Written exercise - Pull out every line in the rows that contains the string "along".

(Saved data entries)
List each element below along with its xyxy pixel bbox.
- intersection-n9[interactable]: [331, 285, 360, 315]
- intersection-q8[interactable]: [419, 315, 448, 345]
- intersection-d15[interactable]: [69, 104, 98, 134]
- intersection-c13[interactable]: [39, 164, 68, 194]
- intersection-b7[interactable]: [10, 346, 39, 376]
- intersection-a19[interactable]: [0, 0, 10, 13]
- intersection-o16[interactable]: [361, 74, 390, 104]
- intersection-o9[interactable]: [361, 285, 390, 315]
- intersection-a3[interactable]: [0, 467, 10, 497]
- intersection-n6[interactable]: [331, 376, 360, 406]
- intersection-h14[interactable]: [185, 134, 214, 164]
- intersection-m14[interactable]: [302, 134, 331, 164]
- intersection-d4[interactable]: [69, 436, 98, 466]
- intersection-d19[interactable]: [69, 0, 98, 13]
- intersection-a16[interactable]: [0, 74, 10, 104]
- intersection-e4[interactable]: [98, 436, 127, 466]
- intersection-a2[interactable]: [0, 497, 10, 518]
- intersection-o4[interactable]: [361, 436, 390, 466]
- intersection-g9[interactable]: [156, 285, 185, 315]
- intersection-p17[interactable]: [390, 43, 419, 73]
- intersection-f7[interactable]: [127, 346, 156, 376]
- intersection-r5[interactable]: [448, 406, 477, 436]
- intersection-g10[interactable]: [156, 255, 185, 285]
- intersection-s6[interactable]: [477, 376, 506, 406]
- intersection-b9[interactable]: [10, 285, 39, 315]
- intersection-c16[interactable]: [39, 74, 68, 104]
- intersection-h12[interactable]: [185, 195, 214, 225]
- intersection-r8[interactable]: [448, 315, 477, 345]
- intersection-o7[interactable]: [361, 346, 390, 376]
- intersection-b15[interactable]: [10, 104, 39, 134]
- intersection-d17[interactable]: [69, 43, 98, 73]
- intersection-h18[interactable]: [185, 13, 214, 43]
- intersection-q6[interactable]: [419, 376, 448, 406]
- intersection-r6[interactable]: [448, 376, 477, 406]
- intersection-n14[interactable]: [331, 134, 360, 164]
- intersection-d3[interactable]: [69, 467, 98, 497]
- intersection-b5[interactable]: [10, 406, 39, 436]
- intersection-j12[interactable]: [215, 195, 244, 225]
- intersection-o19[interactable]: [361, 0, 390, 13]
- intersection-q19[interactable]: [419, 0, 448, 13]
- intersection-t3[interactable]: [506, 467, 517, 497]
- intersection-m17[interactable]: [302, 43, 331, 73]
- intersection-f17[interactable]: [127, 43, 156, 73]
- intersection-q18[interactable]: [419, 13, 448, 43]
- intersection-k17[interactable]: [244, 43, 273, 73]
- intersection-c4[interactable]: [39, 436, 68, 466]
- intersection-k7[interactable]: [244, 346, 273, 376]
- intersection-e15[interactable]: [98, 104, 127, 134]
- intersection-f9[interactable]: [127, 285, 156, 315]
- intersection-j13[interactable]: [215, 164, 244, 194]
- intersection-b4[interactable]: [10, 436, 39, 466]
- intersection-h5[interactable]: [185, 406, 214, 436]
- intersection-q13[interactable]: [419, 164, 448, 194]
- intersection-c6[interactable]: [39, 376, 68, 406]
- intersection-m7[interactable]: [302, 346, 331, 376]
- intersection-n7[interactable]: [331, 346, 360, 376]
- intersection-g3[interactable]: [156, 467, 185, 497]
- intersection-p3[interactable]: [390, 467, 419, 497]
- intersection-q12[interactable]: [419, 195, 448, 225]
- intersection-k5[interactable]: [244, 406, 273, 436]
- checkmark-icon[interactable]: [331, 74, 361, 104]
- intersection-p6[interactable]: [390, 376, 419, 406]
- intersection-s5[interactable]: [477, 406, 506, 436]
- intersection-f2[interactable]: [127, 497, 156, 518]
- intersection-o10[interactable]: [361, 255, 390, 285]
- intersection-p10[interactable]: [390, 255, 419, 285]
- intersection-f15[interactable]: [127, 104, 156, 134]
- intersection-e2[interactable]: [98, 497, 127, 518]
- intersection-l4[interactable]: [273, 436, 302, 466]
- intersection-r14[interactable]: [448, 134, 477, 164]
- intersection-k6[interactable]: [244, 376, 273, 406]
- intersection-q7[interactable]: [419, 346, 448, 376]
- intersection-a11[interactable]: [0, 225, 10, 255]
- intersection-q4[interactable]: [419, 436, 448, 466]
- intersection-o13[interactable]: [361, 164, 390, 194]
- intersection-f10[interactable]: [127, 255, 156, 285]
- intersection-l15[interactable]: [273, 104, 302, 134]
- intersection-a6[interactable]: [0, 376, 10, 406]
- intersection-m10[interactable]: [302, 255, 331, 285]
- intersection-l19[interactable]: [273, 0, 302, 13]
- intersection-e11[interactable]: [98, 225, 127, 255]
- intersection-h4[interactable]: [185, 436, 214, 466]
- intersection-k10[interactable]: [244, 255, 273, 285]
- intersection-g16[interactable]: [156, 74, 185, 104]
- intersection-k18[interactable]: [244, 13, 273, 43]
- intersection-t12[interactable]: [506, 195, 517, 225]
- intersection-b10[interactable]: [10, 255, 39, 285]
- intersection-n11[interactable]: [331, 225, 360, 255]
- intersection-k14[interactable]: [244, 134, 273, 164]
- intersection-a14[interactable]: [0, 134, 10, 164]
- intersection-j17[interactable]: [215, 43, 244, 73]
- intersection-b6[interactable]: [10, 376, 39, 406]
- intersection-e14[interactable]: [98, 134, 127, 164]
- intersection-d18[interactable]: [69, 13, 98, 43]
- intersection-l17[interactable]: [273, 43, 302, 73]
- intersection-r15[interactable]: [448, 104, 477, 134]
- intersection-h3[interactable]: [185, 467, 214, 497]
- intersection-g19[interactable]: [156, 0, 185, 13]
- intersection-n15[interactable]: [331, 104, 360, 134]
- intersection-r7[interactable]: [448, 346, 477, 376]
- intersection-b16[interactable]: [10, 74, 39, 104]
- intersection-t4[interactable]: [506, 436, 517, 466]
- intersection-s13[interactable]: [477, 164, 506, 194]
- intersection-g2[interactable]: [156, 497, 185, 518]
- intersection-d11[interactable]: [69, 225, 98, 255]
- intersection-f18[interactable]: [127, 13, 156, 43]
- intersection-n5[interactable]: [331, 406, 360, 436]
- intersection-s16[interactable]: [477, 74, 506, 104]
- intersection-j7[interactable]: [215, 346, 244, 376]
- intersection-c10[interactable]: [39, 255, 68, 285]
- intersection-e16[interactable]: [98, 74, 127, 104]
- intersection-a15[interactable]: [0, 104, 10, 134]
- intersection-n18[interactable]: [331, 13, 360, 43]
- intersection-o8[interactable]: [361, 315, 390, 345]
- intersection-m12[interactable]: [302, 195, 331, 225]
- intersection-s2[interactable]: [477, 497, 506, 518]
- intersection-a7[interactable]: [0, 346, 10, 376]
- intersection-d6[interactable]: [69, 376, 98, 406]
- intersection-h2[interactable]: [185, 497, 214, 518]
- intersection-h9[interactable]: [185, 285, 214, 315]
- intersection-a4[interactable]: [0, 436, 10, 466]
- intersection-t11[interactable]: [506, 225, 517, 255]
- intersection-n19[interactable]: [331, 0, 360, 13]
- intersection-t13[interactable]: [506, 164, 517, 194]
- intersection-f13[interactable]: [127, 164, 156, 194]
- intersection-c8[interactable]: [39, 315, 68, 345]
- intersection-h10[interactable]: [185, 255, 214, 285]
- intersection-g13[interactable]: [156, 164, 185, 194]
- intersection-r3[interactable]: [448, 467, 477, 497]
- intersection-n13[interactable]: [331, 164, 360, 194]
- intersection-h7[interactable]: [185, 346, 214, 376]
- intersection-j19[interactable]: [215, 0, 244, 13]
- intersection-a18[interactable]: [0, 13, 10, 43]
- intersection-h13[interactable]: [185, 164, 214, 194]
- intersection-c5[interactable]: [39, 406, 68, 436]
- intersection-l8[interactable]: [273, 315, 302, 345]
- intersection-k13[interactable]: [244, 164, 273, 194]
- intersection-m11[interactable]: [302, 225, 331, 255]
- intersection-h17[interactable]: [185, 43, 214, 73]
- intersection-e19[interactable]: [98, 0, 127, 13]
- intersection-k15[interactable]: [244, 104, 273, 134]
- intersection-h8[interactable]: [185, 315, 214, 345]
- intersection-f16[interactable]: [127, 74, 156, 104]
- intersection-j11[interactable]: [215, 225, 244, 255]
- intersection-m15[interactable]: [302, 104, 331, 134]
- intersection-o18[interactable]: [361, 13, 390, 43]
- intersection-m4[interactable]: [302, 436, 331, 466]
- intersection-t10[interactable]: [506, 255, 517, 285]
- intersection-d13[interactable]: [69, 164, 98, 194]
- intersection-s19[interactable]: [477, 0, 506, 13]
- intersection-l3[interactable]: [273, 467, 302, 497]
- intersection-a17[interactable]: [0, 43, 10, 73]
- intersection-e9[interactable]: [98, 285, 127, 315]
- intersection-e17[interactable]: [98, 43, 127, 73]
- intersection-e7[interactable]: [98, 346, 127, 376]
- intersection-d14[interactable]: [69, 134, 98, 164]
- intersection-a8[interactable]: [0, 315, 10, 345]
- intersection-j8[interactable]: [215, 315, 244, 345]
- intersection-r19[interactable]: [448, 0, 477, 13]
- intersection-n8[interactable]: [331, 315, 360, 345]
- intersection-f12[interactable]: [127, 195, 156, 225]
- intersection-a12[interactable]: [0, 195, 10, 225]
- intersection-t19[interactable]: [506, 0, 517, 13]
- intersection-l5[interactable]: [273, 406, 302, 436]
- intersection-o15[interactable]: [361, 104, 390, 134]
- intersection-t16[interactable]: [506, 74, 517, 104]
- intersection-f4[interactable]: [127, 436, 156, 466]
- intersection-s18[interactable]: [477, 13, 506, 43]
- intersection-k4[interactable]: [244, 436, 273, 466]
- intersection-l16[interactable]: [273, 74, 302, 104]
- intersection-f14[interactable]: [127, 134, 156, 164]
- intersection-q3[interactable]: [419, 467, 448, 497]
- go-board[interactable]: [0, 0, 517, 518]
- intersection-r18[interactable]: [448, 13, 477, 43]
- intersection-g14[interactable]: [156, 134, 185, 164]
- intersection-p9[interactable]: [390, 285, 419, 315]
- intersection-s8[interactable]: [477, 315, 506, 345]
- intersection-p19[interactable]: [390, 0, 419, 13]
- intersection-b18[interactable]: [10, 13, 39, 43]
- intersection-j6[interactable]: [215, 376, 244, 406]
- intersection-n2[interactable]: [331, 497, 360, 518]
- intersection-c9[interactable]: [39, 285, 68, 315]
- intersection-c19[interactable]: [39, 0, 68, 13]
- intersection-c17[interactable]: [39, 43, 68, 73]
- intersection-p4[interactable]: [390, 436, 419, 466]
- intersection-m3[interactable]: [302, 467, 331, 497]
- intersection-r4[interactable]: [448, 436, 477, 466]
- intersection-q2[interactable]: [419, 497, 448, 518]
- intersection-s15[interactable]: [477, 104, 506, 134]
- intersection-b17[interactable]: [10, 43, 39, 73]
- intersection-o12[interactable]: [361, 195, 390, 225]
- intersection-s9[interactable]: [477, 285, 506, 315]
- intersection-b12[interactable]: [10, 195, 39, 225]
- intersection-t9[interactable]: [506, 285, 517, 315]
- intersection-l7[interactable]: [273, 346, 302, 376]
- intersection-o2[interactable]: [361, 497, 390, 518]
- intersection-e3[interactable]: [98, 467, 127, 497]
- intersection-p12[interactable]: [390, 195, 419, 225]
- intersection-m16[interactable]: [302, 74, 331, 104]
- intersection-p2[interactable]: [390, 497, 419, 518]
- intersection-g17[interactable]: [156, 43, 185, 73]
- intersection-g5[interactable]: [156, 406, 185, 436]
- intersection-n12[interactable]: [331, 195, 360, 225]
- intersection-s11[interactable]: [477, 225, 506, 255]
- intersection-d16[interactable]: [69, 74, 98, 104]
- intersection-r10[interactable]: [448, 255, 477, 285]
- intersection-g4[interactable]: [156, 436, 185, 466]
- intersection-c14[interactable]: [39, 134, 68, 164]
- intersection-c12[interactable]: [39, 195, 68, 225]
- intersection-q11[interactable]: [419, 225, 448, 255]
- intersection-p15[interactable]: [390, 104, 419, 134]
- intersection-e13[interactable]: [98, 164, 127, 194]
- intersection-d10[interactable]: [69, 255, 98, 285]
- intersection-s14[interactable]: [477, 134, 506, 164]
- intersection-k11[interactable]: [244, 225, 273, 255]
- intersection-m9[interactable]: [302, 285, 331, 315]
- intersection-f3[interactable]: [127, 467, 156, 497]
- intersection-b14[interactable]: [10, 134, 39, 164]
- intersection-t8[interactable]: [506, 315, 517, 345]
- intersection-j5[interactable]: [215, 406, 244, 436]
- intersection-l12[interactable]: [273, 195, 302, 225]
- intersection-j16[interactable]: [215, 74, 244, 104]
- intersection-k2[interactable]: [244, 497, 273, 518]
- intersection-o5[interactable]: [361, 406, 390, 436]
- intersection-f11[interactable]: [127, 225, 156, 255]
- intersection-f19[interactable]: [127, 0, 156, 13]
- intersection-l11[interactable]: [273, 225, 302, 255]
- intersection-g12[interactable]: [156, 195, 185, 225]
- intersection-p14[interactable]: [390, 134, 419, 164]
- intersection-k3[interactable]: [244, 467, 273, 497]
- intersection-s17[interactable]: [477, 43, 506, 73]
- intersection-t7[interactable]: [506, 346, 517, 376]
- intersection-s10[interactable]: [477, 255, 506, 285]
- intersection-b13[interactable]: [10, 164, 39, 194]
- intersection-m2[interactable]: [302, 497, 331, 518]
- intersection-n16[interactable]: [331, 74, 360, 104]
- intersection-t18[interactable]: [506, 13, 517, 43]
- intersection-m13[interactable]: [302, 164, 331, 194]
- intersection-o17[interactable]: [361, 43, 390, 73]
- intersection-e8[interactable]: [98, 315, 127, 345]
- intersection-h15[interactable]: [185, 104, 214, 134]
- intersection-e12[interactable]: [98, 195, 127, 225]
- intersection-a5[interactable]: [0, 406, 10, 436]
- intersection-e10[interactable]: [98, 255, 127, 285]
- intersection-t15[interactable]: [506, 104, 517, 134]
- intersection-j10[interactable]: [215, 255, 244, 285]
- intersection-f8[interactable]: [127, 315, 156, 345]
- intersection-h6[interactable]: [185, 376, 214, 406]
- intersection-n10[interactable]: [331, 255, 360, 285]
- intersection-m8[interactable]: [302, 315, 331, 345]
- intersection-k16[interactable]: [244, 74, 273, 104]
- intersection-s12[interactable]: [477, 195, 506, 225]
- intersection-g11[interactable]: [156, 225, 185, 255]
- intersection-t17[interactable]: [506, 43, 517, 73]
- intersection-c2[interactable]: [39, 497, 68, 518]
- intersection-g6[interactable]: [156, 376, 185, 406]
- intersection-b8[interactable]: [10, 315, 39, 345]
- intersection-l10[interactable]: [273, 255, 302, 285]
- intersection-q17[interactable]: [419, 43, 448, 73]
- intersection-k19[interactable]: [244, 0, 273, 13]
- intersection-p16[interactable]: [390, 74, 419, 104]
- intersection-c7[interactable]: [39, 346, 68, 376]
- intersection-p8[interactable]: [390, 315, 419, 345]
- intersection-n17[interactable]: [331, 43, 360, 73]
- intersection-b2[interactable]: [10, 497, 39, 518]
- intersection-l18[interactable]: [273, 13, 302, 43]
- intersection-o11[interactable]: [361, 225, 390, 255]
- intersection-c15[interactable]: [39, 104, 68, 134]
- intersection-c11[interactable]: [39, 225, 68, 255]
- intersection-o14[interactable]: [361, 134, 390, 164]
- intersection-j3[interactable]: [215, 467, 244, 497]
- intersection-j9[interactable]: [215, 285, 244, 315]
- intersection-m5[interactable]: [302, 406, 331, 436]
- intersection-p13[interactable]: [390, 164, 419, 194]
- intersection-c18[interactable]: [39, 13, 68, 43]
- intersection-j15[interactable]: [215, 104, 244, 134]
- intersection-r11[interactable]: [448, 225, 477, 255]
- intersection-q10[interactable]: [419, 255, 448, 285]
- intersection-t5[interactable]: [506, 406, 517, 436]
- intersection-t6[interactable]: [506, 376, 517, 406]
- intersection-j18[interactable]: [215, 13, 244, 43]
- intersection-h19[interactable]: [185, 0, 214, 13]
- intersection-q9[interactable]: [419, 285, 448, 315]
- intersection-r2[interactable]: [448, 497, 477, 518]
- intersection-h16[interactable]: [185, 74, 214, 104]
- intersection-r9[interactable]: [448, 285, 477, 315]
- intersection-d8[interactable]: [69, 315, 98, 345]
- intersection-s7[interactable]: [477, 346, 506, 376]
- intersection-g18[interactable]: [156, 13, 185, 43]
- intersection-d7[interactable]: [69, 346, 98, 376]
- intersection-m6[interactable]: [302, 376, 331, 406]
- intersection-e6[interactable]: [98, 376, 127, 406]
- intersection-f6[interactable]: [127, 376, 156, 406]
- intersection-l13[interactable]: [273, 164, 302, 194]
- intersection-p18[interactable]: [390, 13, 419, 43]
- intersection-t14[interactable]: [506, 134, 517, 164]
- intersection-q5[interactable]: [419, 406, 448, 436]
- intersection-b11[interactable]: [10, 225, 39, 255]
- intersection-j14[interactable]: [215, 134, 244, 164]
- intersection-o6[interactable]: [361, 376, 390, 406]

Full solution -
List each element below along with its xyxy pixel bbox.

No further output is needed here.